A run of records
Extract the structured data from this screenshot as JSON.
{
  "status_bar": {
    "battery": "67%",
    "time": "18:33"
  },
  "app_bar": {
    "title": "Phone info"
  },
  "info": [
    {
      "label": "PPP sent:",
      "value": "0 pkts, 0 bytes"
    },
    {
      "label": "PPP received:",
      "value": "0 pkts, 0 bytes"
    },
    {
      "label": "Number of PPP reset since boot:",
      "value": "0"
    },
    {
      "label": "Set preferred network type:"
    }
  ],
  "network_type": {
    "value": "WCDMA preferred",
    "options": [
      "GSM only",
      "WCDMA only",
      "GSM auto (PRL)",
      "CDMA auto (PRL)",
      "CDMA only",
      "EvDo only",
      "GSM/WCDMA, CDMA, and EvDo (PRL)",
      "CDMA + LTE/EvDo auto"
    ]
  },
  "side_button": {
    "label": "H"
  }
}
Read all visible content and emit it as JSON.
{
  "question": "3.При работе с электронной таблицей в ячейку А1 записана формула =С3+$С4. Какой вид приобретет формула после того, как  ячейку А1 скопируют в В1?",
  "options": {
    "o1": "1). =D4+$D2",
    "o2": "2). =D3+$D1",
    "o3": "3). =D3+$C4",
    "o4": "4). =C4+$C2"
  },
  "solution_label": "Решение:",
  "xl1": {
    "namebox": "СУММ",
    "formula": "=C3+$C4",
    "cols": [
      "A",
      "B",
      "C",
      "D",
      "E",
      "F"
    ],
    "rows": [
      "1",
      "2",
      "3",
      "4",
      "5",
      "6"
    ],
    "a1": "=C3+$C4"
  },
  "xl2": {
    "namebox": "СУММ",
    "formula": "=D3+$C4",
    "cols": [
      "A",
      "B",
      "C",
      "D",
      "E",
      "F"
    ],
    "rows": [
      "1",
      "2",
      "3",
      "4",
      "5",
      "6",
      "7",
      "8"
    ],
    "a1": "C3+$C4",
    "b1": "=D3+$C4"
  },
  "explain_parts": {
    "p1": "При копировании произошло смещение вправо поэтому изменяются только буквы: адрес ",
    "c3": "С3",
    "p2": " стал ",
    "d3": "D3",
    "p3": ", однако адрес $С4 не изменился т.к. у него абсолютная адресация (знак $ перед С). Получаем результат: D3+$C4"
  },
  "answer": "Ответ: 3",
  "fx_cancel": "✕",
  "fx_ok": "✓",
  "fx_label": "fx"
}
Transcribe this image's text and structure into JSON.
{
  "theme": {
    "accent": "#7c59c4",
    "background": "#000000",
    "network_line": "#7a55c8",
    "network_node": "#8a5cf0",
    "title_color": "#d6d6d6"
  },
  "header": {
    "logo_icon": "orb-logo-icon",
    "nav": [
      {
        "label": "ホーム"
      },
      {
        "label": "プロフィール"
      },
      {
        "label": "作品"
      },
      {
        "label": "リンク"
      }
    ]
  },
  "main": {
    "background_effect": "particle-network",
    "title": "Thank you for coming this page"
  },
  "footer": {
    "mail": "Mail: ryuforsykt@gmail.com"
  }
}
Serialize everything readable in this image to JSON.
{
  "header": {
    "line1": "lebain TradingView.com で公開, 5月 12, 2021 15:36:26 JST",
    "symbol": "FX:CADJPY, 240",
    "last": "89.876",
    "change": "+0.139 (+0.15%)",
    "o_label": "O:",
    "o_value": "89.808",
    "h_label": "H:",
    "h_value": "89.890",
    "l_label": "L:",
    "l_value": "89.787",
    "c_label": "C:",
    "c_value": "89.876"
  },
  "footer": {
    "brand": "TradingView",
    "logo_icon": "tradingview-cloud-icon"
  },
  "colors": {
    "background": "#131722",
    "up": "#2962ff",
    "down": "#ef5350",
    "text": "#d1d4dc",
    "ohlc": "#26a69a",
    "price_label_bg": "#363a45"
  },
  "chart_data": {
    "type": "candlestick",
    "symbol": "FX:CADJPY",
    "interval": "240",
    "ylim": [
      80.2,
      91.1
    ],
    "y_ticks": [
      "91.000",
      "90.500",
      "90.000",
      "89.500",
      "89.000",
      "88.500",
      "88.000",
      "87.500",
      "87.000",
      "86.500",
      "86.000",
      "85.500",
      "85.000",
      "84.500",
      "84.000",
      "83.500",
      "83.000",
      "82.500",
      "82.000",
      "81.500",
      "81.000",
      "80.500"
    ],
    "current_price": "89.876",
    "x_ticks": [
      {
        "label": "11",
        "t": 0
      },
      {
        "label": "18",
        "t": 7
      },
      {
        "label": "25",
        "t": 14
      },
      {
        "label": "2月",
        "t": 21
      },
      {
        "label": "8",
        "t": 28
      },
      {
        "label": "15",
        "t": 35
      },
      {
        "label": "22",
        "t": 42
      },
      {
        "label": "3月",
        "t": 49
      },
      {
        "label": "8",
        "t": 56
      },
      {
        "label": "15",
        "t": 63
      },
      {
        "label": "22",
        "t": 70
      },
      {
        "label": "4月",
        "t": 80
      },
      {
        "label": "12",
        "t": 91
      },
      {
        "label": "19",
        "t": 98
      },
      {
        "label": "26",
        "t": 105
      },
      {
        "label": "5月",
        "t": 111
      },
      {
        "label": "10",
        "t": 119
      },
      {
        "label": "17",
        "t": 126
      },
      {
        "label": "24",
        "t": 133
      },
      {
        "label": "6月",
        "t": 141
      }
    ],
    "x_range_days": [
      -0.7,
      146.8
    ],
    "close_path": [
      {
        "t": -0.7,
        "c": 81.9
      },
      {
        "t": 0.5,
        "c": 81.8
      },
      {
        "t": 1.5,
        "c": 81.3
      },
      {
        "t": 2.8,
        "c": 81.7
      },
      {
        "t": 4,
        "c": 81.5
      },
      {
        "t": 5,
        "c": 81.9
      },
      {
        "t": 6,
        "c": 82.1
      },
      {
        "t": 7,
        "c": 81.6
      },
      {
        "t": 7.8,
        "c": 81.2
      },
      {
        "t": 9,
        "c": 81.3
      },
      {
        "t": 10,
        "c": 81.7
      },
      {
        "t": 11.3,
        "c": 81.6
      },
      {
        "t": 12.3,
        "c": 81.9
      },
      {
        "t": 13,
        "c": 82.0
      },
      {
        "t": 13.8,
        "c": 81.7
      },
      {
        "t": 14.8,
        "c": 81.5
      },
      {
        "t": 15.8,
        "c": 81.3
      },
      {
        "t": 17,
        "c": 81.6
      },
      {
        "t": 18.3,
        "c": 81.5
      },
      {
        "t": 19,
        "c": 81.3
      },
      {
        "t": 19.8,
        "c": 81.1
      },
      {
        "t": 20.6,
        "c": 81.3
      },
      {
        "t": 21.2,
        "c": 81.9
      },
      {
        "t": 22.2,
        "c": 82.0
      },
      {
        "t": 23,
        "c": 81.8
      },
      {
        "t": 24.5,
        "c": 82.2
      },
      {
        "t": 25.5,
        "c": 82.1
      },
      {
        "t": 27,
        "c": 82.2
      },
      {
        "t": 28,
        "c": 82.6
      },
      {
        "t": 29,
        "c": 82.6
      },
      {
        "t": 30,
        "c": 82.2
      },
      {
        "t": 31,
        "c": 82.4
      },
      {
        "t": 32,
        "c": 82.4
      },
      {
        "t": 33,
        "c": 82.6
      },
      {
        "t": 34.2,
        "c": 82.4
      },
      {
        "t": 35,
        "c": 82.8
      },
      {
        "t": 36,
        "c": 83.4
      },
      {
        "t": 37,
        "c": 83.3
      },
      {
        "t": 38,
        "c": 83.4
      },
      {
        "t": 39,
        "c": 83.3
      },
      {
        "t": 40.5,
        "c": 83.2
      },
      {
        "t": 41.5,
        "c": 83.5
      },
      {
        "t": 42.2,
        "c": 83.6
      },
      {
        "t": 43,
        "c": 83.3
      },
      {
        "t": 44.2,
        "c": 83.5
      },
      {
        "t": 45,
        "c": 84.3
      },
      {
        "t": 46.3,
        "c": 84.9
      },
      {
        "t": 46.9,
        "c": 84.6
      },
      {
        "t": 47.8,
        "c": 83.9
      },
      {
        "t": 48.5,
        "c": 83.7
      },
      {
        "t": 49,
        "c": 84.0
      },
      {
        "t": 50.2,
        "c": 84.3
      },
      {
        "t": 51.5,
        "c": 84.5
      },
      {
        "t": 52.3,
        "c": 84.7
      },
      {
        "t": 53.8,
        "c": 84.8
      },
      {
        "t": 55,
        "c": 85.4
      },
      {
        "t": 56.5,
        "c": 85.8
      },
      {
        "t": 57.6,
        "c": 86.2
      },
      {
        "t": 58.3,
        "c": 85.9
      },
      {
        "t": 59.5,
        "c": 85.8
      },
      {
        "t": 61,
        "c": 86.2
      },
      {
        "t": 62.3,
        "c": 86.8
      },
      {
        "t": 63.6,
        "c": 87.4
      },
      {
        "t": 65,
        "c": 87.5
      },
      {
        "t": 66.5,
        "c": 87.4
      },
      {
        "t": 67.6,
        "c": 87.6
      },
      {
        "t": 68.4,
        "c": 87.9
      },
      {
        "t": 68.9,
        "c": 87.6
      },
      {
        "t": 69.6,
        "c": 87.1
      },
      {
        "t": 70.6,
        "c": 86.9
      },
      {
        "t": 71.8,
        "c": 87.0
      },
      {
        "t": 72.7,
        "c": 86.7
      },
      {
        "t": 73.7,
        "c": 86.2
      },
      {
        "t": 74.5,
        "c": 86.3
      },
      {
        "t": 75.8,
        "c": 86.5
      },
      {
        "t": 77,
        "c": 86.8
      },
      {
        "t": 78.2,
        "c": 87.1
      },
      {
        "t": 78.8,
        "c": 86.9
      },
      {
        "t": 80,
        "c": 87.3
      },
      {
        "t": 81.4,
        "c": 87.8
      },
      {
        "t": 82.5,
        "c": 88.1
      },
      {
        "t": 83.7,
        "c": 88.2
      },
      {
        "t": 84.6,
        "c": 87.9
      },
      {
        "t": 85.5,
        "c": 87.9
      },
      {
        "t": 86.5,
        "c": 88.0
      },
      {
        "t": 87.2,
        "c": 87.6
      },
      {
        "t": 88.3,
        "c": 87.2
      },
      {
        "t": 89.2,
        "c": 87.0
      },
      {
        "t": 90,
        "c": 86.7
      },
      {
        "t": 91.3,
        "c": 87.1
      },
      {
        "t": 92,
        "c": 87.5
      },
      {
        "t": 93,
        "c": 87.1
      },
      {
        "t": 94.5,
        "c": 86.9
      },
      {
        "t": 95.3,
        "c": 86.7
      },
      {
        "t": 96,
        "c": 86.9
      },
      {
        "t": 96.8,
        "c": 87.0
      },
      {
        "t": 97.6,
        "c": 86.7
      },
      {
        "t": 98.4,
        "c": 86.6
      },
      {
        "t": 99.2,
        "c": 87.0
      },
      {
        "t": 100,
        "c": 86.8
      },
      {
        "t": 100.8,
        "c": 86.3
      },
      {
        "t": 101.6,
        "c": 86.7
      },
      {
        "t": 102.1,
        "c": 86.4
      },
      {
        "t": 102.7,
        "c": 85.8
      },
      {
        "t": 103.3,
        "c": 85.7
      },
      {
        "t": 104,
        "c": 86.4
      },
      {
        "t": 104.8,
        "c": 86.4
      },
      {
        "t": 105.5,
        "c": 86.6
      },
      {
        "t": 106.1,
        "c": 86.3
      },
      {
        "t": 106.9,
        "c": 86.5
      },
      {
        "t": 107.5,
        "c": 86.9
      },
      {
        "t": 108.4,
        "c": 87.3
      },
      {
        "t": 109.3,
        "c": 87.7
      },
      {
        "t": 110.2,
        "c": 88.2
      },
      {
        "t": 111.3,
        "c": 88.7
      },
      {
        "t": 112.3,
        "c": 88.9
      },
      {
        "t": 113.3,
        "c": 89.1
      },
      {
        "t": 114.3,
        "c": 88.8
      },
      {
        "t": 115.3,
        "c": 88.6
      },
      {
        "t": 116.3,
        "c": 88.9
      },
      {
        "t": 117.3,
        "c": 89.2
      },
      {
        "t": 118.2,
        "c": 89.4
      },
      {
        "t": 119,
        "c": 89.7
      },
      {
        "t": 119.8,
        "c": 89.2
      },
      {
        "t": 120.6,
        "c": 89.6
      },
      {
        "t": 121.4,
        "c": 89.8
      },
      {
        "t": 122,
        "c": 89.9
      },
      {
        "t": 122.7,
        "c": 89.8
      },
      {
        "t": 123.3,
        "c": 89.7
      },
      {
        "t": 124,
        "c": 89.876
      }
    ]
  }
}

__THE TASK__: Show the lines of the records that contain the word "EvDo".

__COMPLETED EXERCISE__:
      "EvDo only",
      "GSM/WCDMA, CDMA, and EvDo (PRL)",
      "CDMA + LTE/EvDo auto"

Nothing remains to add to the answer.